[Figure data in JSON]
_ _ _ _
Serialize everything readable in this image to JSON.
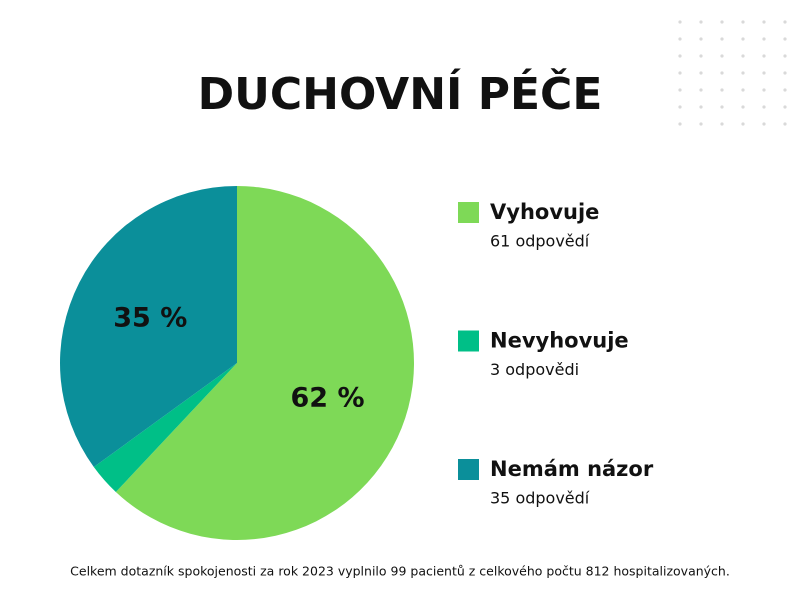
{
  "chart_data": {
    "type": "pie",
    "title": "DUCHOVNÍ PÉČE",
    "categories": [
      "Vyhovuje",
      "Nevyhovuje",
      "Nemám názor"
    ],
    "values": [
      62,
      3,
      35
    ],
    "value_labels": [
      "62 %",
      null,
      "35 %"
    ],
    "colors": [
      "#7ed957",
      "#00bf87",
      "#0b8f9a"
    ],
    "legend_details": [
      "61 odpovědí",
      "3 odpovědi",
      "35 odpovědí"
    ],
    "footnote": "Celkem dotazník spokojenosti za rok  2023 vyplnilo 99 pacientů z celkového počtu 812 hospitalizovaných."
  }
}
_ _ _ _
**TASK OBJECTIVE:** Every entry above needs to be retyped exactly; drop the pictures.

**SOLVED EXERCISE:**
Serialize everything readable in this image to JSON.
{
  "chart_data": {
    "type": "pie",
    "title": "DUCHOVNÍ PÉČE",
    "categories": [
      "Vyhovuje",
      "Nevyhovuje",
      "Nemám názor"
    ],
    "values": [
      62,
      3,
      35
    ],
    "value_labels": [
      "62 %",
      null,
      "35 %"
    ],
    "colors": [
      "#7ed957",
      "#00bf87",
      "#0b8f9a"
    ],
    "legend_details": [
      "61 odpovědí",
      "3 odpovědi",
      "35 odpovědí"
    ],
    "footnote": "Celkem dotazník spokojenosti za rok  2023 vyplnilo 99 pacientů z celkového počtu 812 hospitalizovaných."
  }
}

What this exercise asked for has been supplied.